**WHAT THE EXERCISE ASKS:** Exclude any images and output the remaining records exactly.

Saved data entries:
[START]

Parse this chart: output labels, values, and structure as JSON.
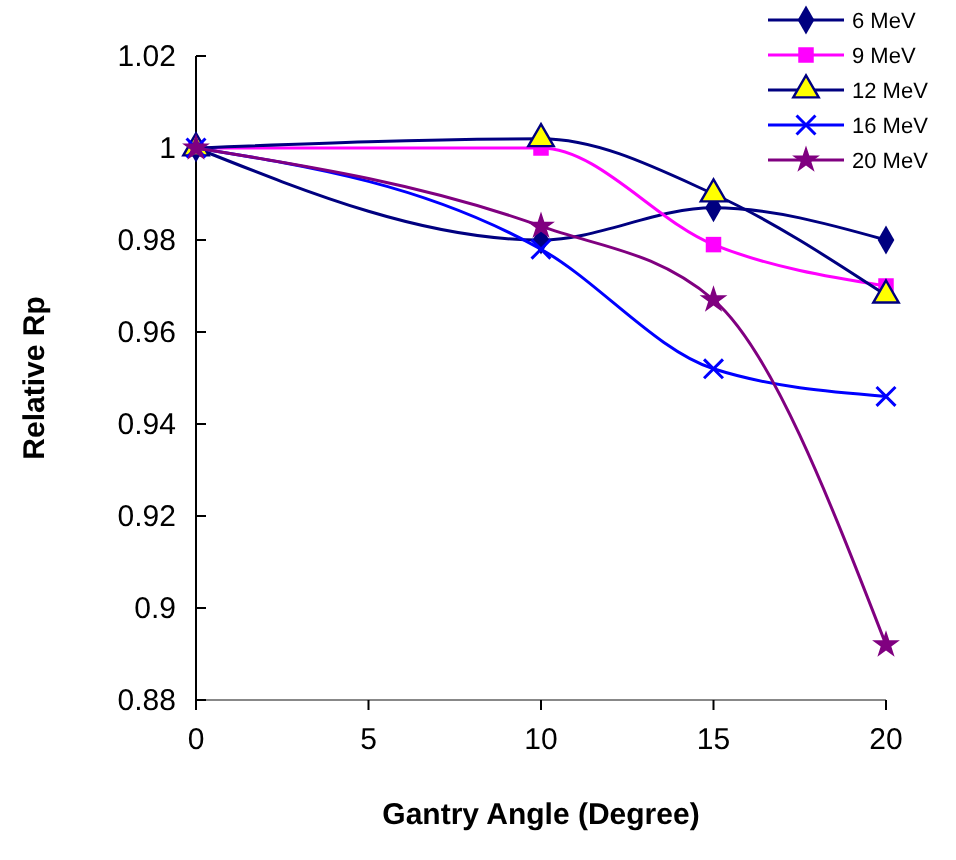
{
  "chart_data": {
    "type": "line",
    "xlabel": "Gantry Angle (Degree)",
    "ylabel": "Relative Rp",
    "x": [
      0,
      10,
      15,
      20
    ],
    "xlim": [
      0,
      20
    ],
    "xticks": [
      0,
      5,
      10,
      15,
      20
    ],
    "ylim": [
      0.88,
      1.02
    ],
    "yticks": [
      0.88,
      0.9,
      0.92,
      0.94,
      0.96,
      0.98,
      1,
      1.02
    ],
    "grid": false,
    "legend": "top right",
    "line_style": "solid",
    "series": [
      {
        "name": "6 MeV",
        "color": "#000080",
        "marker": "diamond",
        "values": [
          1,
          0.98,
          0.987,
          0.98
        ]
      },
      {
        "name": "9 MeV",
        "color": "#ff00ff",
        "marker": "square",
        "values": [
          1,
          1.0,
          0.979,
          0.97
        ]
      },
      {
        "name": "12 MeV",
        "color": "#000080",
        "marker": "triangle",
        "values": [
          1,
          1.002,
          0.99,
          0.968
        ]
      },
      {
        "name": "16 MeV",
        "color": "#0000ff",
        "marker": "cross",
        "values": [
          1,
          0.978,
          0.952,
          0.946
        ]
      },
      {
        "name": "20 MeV",
        "color": "#800080",
        "marker": "star",
        "values": [
          1,
          0.983,
          0.967,
          0.892
        ]
      }
    ]
  }
}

[END]

**ANSWER TO THIS PROBLEM:**
Parse this chart: output labels, values, and structure as JSON.
{
  "chart_data": {
    "type": "line",
    "xlabel": "Gantry Angle (Degree)",
    "ylabel": "Relative Rp",
    "x": [
      0,
      10,
      15,
      20
    ],
    "xlim": [
      0,
      20
    ],
    "xticks": [
      0,
      5,
      10,
      15,
      20
    ],
    "ylim": [
      0.88,
      1.02
    ],
    "yticks": [
      0.88,
      0.9,
      0.92,
      0.94,
      0.96,
      0.98,
      1,
      1.02
    ],
    "grid": false,
    "legend": "top right",
    "line_style": "solid",
    "series": [
      {
        "name": "6 MeV",
        "color": "#000080",
        "marker": "diamond",
        "values": [
          1,
          0.98,
          0.987,
          0.98
        ]
      },
      {
        "name": "9 MeV",
        "color": "#ff00ff",
        "marker": "square",
        "values": [
          1,
          1.0,
          0.979,
          0.97
        ]
      },
      {
        "name": "12 MeV",
        "color": "#000080",
        "marker": "triangle",
        "values": [
          1,
          1.002,
          0.99,
          0.968
        ]
      },
      {
        "name": "16 MeV",
        "color": "#0000ff",
        "marker": "cross",
        "values": [
          1,
          0.978,
          0.952,
          0.946
        ]
      },
      {
        "name": "20 MeV",
        "color": "#800080",
        "marker": "star",
        "values": [
          1,
          0.983,
          0.967,
          0.892
        ]
      }
    ]
  }
}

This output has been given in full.